BRIEF => Arrange every line of the material below into a two-column Markdown table headed "No." and "Entry", numbering the rows and skipping blank lines.
....
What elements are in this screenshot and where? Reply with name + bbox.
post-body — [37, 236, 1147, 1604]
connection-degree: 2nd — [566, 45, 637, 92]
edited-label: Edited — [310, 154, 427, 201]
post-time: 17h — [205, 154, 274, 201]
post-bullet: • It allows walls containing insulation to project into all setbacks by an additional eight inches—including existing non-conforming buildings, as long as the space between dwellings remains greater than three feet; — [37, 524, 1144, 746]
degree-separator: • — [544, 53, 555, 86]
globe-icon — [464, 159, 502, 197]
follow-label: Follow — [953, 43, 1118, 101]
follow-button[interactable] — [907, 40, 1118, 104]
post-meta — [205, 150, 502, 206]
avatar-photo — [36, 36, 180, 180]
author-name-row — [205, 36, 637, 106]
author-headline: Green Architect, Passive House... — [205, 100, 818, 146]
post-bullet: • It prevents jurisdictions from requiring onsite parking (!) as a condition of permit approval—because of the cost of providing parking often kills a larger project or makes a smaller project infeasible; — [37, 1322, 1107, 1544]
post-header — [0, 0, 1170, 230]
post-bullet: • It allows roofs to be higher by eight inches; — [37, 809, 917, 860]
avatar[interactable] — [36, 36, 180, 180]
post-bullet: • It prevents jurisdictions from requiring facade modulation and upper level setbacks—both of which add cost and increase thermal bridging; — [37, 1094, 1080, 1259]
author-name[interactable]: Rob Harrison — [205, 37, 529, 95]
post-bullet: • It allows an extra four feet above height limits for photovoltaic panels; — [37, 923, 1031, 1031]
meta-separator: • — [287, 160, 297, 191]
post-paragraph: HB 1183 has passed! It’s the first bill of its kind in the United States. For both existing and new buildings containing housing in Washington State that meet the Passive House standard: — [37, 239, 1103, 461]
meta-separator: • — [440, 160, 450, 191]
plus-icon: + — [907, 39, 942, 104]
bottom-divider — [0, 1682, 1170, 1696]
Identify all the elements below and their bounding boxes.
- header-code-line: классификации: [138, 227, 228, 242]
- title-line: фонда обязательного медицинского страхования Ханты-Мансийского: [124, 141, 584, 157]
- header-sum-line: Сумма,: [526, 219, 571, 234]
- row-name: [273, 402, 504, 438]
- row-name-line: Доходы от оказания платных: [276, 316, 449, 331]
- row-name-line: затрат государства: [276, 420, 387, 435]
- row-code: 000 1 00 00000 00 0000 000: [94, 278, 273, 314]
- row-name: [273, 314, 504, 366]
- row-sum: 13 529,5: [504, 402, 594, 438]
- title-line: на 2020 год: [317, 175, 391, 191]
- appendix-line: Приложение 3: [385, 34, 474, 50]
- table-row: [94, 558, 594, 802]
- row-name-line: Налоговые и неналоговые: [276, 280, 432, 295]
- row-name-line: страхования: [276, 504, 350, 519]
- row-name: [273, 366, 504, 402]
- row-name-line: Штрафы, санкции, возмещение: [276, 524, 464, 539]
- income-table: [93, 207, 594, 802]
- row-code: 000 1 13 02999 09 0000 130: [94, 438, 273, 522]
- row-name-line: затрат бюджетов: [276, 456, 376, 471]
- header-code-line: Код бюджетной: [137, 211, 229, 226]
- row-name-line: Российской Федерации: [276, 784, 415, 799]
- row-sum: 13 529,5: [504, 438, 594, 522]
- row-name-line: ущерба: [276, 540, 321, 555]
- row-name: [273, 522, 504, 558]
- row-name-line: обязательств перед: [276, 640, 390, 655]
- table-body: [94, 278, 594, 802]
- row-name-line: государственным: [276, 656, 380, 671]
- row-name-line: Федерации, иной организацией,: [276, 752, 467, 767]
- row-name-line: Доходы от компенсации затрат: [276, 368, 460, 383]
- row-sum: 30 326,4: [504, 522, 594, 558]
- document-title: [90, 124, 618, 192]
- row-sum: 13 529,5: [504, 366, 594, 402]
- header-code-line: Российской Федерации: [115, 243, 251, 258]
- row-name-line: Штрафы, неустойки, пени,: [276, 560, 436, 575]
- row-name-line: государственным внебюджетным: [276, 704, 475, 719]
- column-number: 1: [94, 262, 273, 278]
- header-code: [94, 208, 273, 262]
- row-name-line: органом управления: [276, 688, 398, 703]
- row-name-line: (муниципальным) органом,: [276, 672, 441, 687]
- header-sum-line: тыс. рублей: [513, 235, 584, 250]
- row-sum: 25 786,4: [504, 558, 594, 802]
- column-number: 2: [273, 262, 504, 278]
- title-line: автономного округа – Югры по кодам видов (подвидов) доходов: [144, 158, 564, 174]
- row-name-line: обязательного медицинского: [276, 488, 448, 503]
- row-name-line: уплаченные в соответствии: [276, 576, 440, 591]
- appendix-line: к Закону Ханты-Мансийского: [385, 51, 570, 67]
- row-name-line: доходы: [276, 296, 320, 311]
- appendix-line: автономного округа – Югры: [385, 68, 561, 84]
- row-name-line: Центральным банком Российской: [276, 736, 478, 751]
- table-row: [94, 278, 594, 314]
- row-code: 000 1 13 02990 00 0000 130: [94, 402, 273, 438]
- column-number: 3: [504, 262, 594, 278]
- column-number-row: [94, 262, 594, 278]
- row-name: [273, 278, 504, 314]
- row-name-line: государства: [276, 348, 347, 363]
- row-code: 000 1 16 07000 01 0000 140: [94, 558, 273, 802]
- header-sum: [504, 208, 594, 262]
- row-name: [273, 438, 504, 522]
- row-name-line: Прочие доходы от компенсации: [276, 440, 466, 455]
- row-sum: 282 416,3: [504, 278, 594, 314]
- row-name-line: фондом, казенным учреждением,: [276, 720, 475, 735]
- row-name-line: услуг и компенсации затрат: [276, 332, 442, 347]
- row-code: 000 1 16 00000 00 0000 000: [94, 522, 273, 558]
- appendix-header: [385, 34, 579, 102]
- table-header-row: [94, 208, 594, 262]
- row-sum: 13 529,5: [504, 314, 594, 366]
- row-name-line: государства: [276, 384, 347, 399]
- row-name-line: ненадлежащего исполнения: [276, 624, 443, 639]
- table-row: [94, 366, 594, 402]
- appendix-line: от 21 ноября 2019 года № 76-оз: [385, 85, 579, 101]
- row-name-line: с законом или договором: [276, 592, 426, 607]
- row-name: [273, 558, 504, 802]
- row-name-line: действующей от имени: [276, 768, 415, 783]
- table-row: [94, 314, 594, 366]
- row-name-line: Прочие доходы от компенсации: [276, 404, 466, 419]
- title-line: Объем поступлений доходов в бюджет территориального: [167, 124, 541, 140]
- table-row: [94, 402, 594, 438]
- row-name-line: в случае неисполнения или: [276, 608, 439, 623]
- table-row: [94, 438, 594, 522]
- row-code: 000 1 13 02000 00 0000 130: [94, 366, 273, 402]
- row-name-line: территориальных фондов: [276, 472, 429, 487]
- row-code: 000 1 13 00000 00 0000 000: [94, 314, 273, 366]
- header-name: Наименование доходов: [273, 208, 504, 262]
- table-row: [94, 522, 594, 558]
....
RESULT =>
| No. | Entry |
|---|---|
| 1 | What elements are in this screenshot and where? Reply with name + bbox. |
| 2 | post-body — [37, 236, 1147, 1604] |
| 3 | connection-degree: 2nd — [566, 45, 637, 92] |
| 4 | edited-label: Edited — [310, 154, 427, 201] |
| 5 | post-time: 17h — [205, 154, 274, 201] |
| 6 | post-bullet: • It allows walls containing insulation to project into all setbacks by an additional eight inches—including existing non-conforming buildings, as long as the space between dwellings remains greater than three feet; — [37, 524, 1144, 746] |
| 7 | degree-separator: • — [544, 53, 555, 86] |
| 8 | globe-icon — [464, 159, 502, 197] |
| 9 | follow-label: Follow — [953, 43, 1118, 101] |
| 10 | follow-button[interactable] — [907, 40, 1118, 104] |
| 11 | post-meta — [205, 150, 502, 206] |
| 12 | avatar-photo — [36, 36, 180, 180] |
| 13 | author-name-row — [205, 36, 637, 106] |
| 14 | author-headline: Green Architect, Passive House... — [205, 100, 818, 146] |
| 15 | post-bullet: • It prevents jurisdictions from requiring onsite parking (!) as a condition of permit approval—because of the cost of providing parking often kills a larger project or makes a smaller project infeasible; — [37, 1322, 1107, 1544] |
| 16 | post-header — [0, 0, 1170, 230] |
| 17 | post-bullet: • It allows roofs to be higher by eight inches; — [37, 809, 917, 860] |
| 18 | avatar[interactable] — [36, 36, 180, 180] |
| 19 | post-bullet: • It prevents jurisdictions from requiring facade modulation and upper level setbacks—both of which add cost and increase thermal bridging; — [37, 1094, 1080, 1259] |
| 20 | author-name[interactable]: Rob Harrison — [205, 37, 529, 95] |
| 21 | post-bullet: • It allows an extra four feet above height limits for photovoltaic panels; — [37, 923, 1031, 1031] |
| 22 | meta-separator: • — [287, 160, 297, 191] |
| 23 | post-paragraph: HB 1183 has passed! It’s the first bill of its kind in the United States. For both existing and new buildings containing housing in Washington State that meet the Passive House standard: — [37, 239, 1103, 461] |
| 24 | meta-separator: • — [440, 160, 450, 191] |
| 25 | plus-icon: + — [907, 39, 942, 104] |
| 26 | bottom-divider — [0, 1682, 1170, 1696] |
| 27 | Identify all the elements below and their bounding boxes. |
| 28 | - header-code-line: классификации: [138, 227, 228, 242] |
| 29 | - title-line: фонда обязательного медицинского страхования Ханты-Мансийского: [124, 141, 584, 157] |
| 30 | - header-sum-line: Сумма,: [526, 219, 571, 234] |
| 31 | - row-name: [273, 402, 504, 438] |
| 32 | - row-name-line: Доходы от оказания платных: [276, 316, 449, 331] |
| 33 | - row-name-line: затрат государства: [276, 420, 387, 435] |
| 34 | - row-code: 000 1 00 00000 00 0000 000: [94, 278, 273, 314] |
| 35 | - row-name: [273, 314, 504, 366] |
| 36 | - row-sum: 13 529,5: [504, 402, 594, 438] |
| 37 | - title-line: на 2020 год: [317, 175, 391, 191] |
| 38 | - appendix-line: Приложение 3: [385, 34, 474, 50] |
| 39 | - table-row: [94, 558, 594, 802] |
| 40 | - row-name-line: Налоговые и неналоговые: [276, 280, 432, 295] |
| 41 | - row-name-line: страхования: [276, 504, 350, 519] |
| 42 | - row-name: [273, 366, 504, 402] |
| 43 | - row-name-line: Штрафы, санкции, возмещение: [276, 524, 464, 539] |
| 44 | - income-table: [93, 207, 594, 802] |
| 45 | - row-code: 000 1 13 02999 09 0000 130: [94, 438, 273, 522] |
| 46 | - row-name-line: затрат бюджетов: [276, 456, 376, 471] |
| 47 | - header-code-line: Код бюджетной: [137, 211, 229, 226] |
| 48 | - row-name-line: Российской Федерации: [276, 784, 415, 799] |
| 49 | - row-sum: 13 529,5: [504, 438, 594, 522] |
| 50 | - row-name-line: ущерба: [276, 540, 321, 555] |
| 51 | - row-name: [273, 522, 504, 558] |
| 52 | - row-name-line: обязательств перед: [276, 640, 390, 655] |
| 53 | - table-body: [94, 278, 594, 802] |
| 54 | - row-name-line: государственным: [276, 656, 380, 671] |
| 55 | - row-name-line: Федерации, иной организацией,: [276, 752, 467, 767] |
| 56 | - row-name-line: Доходы от компенсации затрат: [276, 368, 460, 383] |
| 57 | - row-sum: 30 326,4: [504, 522, 594, 558] |
| 58 | - document-title: [90, 124, 618, 192] |
| 59 | - row-sum: 13 529,5: [504, 366, 594, 402] |
| 60 | - header-code-line: Российской Федерации: [115, 243, 251, 258] |
| 61 | - row-name-line: Штрафы, неустойки, пени,: [276, 560, 436, 575] |
| 62 | - row-name-line: государственным внебюджетным: [276, 704, 475, 719] |
| 63 | - column-number: 1: [94, 262, 273, 278] |
| 64 | - header-code: [94, 208, 273, 262] |
| 65 | - row-name-line: органом управления: [276, 688, 398, 703] |
| 66 | - row-name-line: (муниципальным) органом,: [276, 672, 441, 687] |
| 67 | - header-sum-line: тыс. рублей: [513, 235, 584, 250] |
| 68 | - row-sum: 25 786,4: [504, 558, 594, 802] |
| 69 | - column-number: 2: [273, 262, 504, 278] |
| 70 | - title-line: автономного округа – Югры по кодам видов (подвидов) доходов: [144, 158, 564, 174] |
| 71 | - row-name-line: обязательного медицинского: [276, 488, 448, 503] |
| 72 | - row-name-line: уплаченные в соответствии: [276, 576, 440, 591] |
| 73 | - appendix-line: к Закону Ханты-Мансийского: [385, 51, 570, 67] |
| 74 | - row-name-line: доходы: [276, 296, 320, 311] |
| 75 | - appendix-line: автономного округа – Югры: [385, 68, 561, 84] |
| 76 | - row-name-line: Центральным банком Российской: [276, 736, 478, 751] |
| 77 | - table-row: [94, 278, 594, 314] |
| 78 | - row-code: 000 1 13 02990 00 0000 130: [94, 402, 273, 438] |
| 79 | - column-number: 3: [504, 262, 594, 278] |
| 80 | - column-number-row: [94, 262, 594, 278] |
| 81 | - row-name: [273, 278, 504, 314] |
| 82 | - row-name-line: государства: [276, 348, 347, 363] |
| 83 | - row-code: 000 1 16 07000 01 0000 140: [94, 558, 273, 802] |
| 84 | - header-sum: [504, 208, 594, 262] |
| 85 | - row-name: [273, 438, 504, 522] |
| 86 | - row-name-line: Прочие доходы от компенсации: [276, 440, 466, 455] |
| 87 | - row-sum: 282 416,3: [504, 278, 594, 314] |
| 88 | - row-name-line: фондом, казенным учреждением,: [276, 720, 475, 735] |
| 89 | - row-name-line: услуг и компенсации затрат: [276, 332, 442, 347] |
| 90 | - row-code: 000 1 16 00000 00 0000 000: [94, 522, 273, 558] |
| 91 | - appendix-header: [385, 34, 579, 102] |
| 92 | - table-header-row: [94, 208, 594, 262] |
| 93 | - row-sum: 13 529,5: [504, 314, 594, 366] |
| 94 | - row-name-line: государства: [276, 384, 347, 399] |
| 95 | - row-name-line: ненадлежащего исполнения: [276, 624, 443, 639] |
| 96 | - table-row: [94, 366, 594, 402] |
| 97 | - appendix-line: от 21 ноября 2019 года № 76-оз: [385, 85, 579, 101] |
| 98 | - row-name-line: с законом или договором: [276, 592, 426, 607] |
| 99 | - row-name: [273, 558, 504, 802] |
| 100 | - row-name-line: действующей от имени: [276, 768, 415, 783] |
| 101 | - table-row: [94, 314, 594, 366] |
| 102 | - row-name-line: Прочие доходы от компенсации: [276, 404, 466, 419] |
| 103 | - title-line: Объем поступлений доходов в бюджет территориального: [167, 124, 541, 140] |
| 104 | - table-row: [94, 402, 594, 438] |
| 105 | - row-name-line: в случае неисполнения или: [276, 608, 439, 623] |
| 106 | - table-row: [94, 438, 594, 522] |
| 107 | - row-code: 000 1 13 02000 00 0000 130: [94, 366, 273, 402] |
| 108 | - row-name-line: территориальных фондов: [276, 472, 429, 487] |
| 109 | - row-code: 000 1 13 00000 00 0000 000: [94, 314, 273, 366] |
| 110 | - header-name: Наименование доходов: [273, 208, 504, 262] |
| 111 | - table-row: [94, 522, 594, 558] |